### WHAT TO WORK ON:
Please output the entries below from the line that contains "Give me a plain-text" through the final line, reproduced exactly and alone.

### DATASET:
---------------
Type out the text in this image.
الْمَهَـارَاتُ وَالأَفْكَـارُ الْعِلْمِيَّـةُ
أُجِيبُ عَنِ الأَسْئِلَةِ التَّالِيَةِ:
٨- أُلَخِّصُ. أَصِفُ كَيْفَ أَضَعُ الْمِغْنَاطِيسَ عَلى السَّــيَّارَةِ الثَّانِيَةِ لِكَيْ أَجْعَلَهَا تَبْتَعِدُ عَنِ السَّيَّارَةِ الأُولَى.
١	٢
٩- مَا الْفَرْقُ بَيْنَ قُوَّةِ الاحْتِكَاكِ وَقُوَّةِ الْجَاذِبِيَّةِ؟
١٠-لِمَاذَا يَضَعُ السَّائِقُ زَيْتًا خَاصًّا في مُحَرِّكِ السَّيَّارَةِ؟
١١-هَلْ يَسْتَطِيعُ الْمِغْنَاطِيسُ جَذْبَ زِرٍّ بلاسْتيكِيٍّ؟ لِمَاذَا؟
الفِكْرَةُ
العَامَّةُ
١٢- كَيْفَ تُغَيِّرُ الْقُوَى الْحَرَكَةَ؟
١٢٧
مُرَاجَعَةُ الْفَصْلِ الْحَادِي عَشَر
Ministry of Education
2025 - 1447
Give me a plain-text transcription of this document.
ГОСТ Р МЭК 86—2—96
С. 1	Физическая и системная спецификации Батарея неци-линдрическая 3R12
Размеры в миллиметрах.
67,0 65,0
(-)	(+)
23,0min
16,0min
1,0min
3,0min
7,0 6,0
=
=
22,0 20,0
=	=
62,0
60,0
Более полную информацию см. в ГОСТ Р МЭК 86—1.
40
---------------
### EXERCISE RESULT:
Give me a plain-text transcription of this document.
ГОСТ Р МЭК 86—2—96
С. 1	Физическая и системная спецификации Батарея неци-линдрическая 3R12
Размеры в миллиметрах.
67,0 65,0
(-)	(+)
23,0min
16,0min
1,0min
3,0min
7,0 6,0
=
=
22,0 20,0
=	=
62,0
60,0
Более полную информацию см. в ГОСТ Р МЭК 86—1.
40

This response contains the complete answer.